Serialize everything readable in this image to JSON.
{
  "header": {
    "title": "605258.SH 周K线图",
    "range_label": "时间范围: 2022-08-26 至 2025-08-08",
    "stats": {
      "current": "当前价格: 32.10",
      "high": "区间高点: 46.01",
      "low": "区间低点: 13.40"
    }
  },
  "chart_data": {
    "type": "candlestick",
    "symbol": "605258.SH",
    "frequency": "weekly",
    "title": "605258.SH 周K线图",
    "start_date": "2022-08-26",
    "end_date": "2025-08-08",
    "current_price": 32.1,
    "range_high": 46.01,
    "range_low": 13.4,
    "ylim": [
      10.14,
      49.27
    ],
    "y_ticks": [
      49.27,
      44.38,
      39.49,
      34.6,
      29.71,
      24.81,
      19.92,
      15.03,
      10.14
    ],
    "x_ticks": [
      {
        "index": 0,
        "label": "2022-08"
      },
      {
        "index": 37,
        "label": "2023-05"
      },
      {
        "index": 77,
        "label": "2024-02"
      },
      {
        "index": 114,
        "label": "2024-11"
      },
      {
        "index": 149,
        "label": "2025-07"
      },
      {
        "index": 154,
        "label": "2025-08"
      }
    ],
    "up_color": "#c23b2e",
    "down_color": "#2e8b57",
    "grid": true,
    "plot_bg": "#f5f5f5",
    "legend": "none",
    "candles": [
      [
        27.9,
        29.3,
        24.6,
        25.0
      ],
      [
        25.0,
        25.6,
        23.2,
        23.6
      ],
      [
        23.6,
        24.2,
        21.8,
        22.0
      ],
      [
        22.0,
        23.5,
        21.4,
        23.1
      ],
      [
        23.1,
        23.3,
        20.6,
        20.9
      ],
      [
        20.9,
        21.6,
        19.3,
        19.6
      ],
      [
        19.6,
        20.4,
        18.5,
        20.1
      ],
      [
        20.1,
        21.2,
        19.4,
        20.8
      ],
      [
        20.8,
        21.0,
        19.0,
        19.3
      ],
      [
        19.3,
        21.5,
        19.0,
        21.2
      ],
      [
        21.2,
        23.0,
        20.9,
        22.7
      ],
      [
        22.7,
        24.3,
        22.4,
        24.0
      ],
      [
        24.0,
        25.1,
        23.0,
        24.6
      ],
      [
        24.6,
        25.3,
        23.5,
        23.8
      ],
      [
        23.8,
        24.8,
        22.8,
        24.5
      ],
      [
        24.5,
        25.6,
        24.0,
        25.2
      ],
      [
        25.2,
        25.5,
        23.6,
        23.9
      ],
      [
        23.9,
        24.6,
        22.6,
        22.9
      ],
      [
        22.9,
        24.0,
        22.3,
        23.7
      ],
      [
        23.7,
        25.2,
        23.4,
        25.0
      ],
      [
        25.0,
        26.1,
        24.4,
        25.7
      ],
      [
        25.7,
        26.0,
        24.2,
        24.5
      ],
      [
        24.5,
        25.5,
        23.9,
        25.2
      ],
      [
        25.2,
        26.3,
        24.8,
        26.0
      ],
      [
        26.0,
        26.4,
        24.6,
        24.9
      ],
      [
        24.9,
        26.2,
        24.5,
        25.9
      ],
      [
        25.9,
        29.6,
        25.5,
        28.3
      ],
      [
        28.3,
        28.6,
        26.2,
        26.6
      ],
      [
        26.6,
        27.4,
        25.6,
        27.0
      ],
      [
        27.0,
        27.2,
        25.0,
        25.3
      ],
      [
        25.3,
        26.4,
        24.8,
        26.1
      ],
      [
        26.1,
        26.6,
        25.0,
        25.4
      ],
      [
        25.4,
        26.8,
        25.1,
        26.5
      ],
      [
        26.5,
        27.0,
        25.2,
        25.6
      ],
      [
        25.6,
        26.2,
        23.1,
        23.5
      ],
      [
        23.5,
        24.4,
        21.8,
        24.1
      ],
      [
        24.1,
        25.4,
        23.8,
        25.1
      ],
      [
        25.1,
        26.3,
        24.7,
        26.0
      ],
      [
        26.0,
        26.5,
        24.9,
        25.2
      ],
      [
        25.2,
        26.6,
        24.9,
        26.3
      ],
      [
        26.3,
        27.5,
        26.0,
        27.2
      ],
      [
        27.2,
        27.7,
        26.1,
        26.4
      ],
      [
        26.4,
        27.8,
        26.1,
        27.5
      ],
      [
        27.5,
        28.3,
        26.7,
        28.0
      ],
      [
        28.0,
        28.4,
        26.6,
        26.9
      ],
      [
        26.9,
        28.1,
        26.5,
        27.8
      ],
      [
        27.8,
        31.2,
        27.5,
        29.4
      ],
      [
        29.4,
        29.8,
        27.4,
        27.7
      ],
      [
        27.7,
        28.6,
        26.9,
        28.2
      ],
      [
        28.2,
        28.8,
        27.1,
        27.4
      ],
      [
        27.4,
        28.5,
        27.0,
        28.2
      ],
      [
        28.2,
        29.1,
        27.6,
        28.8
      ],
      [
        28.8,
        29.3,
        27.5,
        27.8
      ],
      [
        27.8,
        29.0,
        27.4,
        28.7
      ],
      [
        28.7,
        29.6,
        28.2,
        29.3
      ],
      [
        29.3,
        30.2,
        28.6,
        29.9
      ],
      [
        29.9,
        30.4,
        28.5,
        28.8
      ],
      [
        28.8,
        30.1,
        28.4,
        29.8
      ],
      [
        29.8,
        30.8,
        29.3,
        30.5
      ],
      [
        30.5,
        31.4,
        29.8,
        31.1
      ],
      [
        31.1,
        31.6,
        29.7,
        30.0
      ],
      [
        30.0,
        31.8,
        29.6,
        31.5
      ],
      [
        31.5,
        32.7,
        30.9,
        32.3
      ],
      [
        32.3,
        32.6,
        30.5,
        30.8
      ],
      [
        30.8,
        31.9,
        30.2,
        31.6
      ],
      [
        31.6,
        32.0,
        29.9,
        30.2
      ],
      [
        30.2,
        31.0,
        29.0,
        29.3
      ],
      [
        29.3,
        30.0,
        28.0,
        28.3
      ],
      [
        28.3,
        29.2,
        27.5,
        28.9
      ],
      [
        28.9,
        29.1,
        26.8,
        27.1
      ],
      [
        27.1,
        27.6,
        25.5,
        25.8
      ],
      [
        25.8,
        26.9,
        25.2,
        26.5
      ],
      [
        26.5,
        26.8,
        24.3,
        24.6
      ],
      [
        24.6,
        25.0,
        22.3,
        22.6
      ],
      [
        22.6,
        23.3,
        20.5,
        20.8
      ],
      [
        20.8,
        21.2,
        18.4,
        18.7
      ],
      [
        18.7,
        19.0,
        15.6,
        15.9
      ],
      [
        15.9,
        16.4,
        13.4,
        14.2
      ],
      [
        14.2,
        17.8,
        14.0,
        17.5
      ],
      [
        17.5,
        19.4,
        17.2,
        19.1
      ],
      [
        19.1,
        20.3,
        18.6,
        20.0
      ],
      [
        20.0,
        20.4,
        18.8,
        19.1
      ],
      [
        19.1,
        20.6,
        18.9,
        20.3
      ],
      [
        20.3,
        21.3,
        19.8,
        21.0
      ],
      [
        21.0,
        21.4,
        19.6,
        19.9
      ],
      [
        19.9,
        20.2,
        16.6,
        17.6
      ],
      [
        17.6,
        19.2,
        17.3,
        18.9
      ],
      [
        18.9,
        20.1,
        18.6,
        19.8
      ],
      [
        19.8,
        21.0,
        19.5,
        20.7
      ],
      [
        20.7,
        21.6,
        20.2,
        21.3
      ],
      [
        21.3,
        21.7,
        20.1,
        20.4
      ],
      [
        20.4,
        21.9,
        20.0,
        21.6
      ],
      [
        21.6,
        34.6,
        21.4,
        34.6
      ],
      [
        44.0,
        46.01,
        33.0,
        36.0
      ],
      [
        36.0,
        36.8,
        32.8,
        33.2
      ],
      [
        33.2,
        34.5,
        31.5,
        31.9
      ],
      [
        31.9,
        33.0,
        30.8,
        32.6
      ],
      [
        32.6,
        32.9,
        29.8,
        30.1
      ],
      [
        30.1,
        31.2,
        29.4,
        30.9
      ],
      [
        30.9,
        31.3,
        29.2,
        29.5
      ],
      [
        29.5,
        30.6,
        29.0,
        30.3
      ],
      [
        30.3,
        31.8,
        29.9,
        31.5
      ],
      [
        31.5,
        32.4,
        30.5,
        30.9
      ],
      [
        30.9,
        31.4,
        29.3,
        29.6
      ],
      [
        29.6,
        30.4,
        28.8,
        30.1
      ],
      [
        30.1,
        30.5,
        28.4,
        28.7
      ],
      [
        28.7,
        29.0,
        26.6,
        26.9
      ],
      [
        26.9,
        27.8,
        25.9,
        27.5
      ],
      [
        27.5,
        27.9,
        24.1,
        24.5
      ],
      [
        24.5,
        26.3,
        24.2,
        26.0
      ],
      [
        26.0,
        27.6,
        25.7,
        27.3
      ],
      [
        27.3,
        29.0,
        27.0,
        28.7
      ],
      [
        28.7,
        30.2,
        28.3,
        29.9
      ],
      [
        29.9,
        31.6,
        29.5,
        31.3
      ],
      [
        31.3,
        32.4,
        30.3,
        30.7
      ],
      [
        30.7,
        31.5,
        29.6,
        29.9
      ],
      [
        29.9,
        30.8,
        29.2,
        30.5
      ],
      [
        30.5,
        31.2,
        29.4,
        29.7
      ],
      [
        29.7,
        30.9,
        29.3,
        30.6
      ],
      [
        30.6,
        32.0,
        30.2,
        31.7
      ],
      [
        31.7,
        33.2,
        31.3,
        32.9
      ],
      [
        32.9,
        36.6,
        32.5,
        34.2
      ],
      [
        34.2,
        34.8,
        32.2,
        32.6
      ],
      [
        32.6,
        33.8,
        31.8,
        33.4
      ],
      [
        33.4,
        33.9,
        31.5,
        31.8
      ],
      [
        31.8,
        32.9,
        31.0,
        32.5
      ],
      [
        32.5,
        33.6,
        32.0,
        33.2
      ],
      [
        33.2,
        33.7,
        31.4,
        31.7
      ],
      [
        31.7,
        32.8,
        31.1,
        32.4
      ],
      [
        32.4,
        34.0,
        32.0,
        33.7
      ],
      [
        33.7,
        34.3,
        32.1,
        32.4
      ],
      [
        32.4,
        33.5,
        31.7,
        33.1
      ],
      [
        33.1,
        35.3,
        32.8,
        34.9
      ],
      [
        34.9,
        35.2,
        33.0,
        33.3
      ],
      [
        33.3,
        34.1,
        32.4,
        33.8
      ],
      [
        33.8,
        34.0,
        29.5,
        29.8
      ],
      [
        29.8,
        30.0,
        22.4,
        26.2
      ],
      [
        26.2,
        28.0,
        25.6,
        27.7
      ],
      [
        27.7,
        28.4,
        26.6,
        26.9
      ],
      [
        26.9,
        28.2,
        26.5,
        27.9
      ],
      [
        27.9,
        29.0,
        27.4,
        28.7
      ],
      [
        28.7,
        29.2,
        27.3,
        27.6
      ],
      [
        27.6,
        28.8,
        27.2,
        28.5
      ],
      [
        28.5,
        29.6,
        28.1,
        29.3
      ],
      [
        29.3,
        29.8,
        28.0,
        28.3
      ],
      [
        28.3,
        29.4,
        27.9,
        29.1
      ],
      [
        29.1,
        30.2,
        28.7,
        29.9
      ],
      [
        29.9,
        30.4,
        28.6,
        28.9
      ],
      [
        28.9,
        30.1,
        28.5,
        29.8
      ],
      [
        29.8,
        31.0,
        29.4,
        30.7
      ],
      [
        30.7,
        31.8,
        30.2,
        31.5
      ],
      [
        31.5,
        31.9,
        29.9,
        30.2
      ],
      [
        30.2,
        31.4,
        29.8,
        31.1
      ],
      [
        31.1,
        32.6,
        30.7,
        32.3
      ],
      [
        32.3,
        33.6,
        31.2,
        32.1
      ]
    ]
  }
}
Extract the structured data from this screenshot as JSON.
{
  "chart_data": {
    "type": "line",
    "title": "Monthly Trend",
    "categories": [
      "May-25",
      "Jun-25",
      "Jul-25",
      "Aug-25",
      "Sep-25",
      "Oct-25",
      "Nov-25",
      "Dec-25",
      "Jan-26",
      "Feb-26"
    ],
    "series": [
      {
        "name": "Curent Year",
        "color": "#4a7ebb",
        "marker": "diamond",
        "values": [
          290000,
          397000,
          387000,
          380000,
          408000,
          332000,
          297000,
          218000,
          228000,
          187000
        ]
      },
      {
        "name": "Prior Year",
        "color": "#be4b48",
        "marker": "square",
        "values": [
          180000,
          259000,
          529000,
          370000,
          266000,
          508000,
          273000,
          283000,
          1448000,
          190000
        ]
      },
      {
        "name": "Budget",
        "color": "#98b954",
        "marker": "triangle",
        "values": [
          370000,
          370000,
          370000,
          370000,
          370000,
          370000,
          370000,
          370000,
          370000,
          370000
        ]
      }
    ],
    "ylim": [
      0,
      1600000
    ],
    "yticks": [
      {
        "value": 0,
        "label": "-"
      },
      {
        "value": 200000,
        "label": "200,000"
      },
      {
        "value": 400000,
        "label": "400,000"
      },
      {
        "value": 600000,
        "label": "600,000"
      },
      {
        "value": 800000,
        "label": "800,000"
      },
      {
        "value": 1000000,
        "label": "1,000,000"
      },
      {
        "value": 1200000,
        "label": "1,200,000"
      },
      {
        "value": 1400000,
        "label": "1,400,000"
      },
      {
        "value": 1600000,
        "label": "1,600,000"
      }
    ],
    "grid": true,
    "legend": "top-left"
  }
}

### Stated task
Locate and copy each line in the data above that includes the word "this".

### Written answer
Serialize everything readable in this image to JSON.
Extract the structured data from this screenshot as JSON.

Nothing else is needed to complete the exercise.